Records that describe figures:
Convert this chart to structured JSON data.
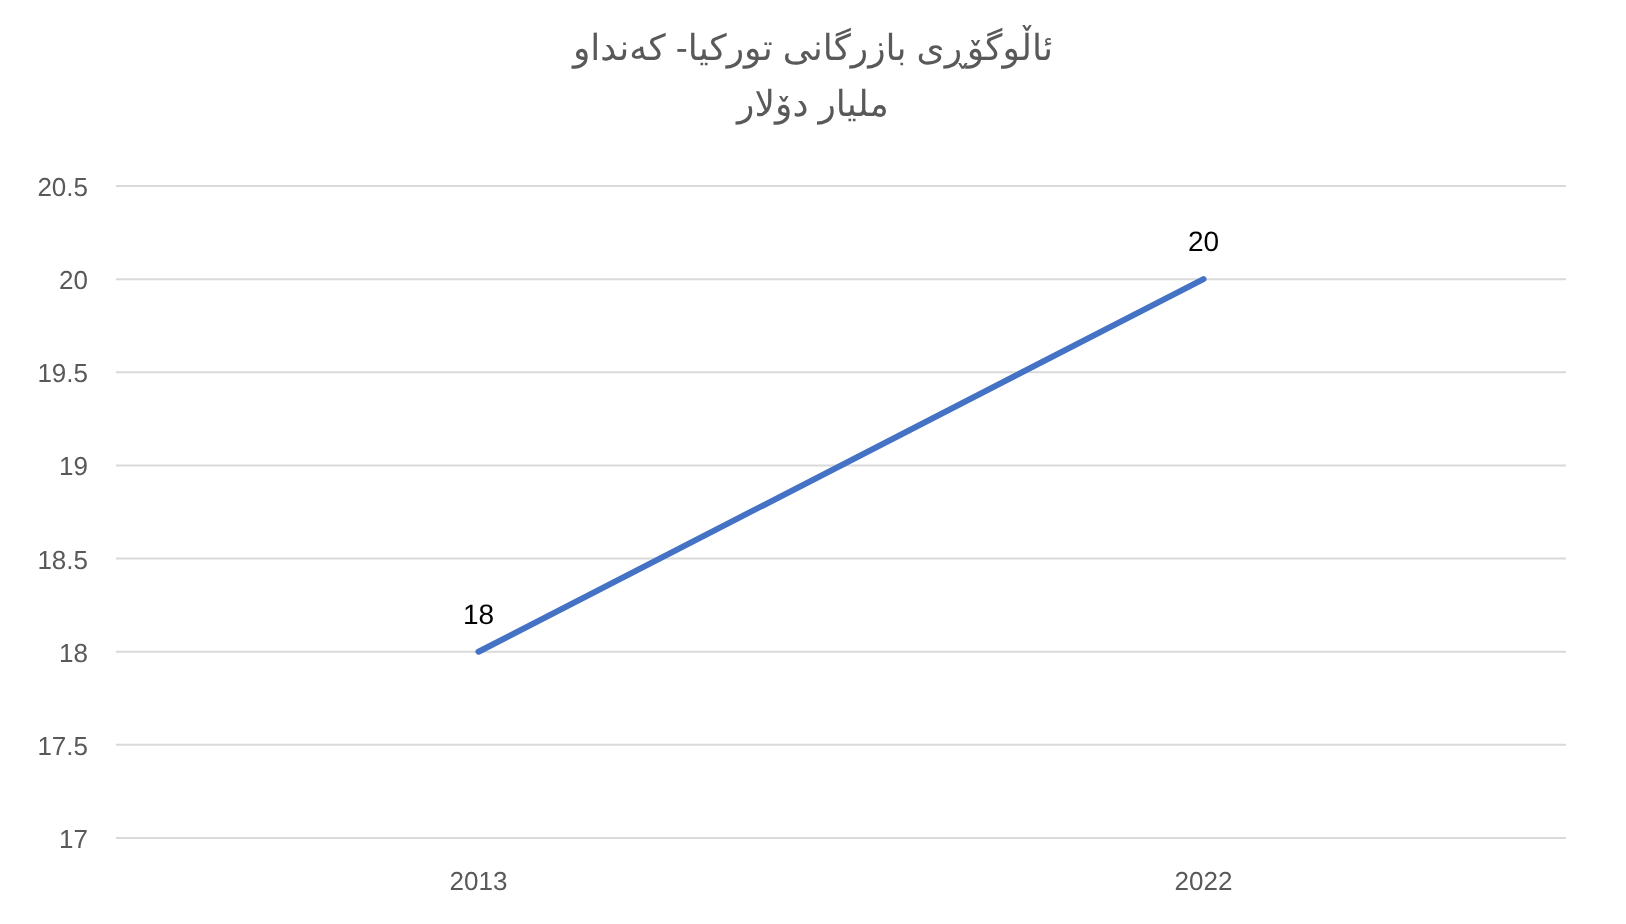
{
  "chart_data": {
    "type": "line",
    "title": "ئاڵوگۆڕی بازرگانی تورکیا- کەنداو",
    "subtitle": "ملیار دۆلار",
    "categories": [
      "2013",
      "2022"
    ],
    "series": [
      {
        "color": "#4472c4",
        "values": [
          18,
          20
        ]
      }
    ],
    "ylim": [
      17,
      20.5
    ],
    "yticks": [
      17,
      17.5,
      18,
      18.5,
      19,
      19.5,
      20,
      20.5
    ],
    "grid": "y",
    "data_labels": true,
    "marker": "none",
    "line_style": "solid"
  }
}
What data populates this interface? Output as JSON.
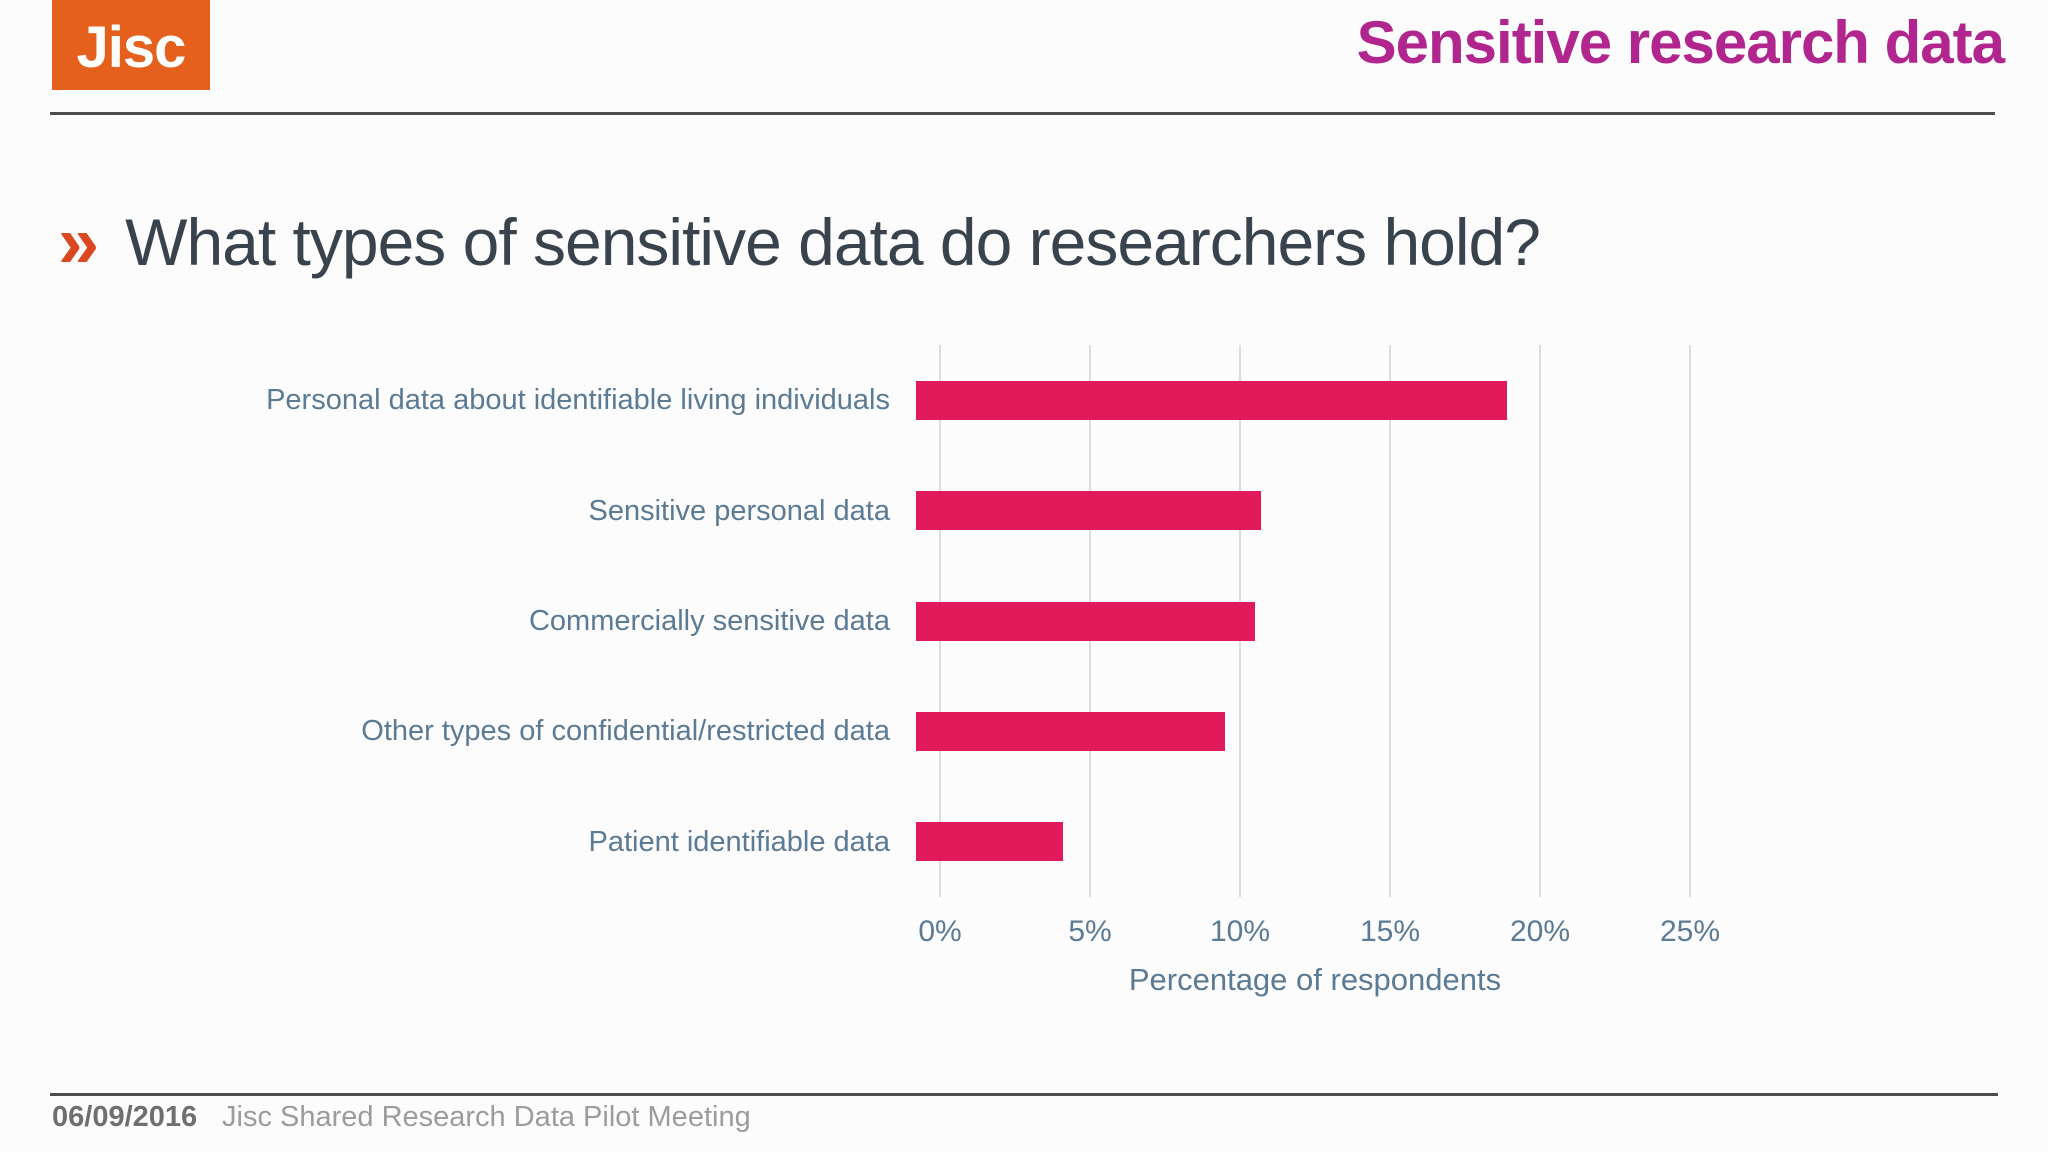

* * *

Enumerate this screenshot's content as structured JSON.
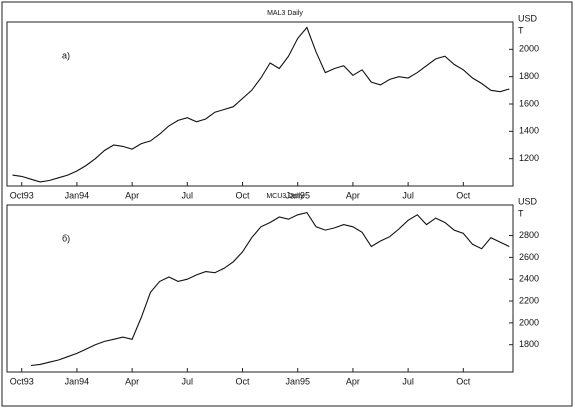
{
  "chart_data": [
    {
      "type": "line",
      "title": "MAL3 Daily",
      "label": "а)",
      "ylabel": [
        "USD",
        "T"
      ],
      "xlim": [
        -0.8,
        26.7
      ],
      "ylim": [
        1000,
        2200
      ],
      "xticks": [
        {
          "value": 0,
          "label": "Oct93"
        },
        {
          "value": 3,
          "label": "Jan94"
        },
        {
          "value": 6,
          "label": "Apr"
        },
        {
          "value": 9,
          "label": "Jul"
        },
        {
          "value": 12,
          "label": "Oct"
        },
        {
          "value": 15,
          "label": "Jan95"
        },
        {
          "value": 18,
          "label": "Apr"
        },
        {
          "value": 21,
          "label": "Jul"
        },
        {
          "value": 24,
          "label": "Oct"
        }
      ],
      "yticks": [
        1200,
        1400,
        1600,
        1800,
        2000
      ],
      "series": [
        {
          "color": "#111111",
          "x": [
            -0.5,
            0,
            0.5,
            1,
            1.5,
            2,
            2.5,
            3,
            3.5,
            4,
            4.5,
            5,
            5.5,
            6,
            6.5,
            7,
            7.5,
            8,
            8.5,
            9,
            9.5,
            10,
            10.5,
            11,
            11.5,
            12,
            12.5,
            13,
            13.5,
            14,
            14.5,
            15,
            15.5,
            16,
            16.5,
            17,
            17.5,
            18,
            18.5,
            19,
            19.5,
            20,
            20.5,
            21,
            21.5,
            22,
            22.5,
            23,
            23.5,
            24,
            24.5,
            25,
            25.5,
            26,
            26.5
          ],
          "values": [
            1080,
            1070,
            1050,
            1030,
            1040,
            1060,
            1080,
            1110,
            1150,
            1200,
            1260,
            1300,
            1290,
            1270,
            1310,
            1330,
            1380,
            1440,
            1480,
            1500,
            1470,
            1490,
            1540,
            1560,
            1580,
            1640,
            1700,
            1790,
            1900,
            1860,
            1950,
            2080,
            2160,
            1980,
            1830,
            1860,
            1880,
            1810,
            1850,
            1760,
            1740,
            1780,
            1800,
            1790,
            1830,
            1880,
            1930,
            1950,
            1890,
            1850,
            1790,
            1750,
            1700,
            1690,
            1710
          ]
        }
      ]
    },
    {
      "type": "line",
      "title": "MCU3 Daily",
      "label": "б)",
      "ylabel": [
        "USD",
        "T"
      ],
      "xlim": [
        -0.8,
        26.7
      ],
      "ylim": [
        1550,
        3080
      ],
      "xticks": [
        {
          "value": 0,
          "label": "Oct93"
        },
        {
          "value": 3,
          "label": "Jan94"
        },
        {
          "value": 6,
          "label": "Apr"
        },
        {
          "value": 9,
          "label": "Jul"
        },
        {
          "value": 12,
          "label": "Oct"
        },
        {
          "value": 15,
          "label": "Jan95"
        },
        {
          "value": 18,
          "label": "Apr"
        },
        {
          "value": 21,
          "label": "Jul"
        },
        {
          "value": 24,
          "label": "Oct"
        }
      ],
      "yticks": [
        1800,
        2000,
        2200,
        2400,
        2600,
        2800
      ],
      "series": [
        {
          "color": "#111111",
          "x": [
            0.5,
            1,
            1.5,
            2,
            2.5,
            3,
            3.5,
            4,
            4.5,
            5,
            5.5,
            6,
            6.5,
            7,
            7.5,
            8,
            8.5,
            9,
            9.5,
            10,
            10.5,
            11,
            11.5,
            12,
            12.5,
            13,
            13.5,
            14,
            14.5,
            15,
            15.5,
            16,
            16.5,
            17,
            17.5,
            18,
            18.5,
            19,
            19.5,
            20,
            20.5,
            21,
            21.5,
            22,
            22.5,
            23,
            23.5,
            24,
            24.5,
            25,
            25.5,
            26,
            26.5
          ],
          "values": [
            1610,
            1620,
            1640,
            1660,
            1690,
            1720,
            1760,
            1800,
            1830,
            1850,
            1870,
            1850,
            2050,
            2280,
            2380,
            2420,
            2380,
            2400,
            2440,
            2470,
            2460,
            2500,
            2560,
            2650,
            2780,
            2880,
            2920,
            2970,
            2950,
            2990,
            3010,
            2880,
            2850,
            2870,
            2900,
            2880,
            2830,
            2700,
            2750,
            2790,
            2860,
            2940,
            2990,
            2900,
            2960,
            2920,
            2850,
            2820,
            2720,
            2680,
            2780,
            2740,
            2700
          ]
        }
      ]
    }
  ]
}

* * *

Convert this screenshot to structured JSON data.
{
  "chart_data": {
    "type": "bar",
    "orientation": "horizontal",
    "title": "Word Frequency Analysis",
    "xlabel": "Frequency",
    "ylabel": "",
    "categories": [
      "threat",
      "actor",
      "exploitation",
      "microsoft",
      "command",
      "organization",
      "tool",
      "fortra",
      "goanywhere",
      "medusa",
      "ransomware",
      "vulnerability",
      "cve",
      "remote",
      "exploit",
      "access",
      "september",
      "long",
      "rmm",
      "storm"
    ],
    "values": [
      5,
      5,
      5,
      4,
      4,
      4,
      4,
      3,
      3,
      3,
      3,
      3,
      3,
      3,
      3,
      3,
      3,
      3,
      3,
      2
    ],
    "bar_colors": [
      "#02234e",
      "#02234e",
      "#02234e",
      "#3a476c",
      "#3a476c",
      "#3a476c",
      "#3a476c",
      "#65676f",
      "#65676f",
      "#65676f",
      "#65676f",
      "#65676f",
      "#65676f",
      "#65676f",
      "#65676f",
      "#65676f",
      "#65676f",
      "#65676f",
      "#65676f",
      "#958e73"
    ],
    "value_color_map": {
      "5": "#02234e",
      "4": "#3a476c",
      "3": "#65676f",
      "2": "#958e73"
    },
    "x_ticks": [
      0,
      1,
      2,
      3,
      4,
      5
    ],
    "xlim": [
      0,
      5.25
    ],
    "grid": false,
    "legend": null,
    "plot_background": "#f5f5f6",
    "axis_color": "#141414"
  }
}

■ **TASK DETAILS**:
Copy the listing above exactly, but only from the line with "Convert this chart to structured JSON data." through the line with "What data populates", including those two lines and excluding any picture.

■ **RESULT OF THE TASK**:
Convert this chart to structured JSON data.
{
  "chart_data": {
    "type": "line",
    "title": "ئاڵوگۆڕی بازرگانی تورکیا- کەنداو",
    "subtitle": "ملیار دۆلار",
    "categories": [
      "2013",
      "2022"
    ],
    "series": [
      {
        "color": "#4472c4",
        "values": [
          18,
          20
        ]
      }
    ],
    "ylim": [
      17,
      20.5
    ],
    "yticks": [
      17,
      17.5,
      18,
      18.5,
      19,
      19.5,
      20,
      20.5
    ],
    "grid": "y",
    "data_labels": true,
    "marker": "none",
    "line_style": "solid"
  }
}
What data populates this interface? Output as JSON.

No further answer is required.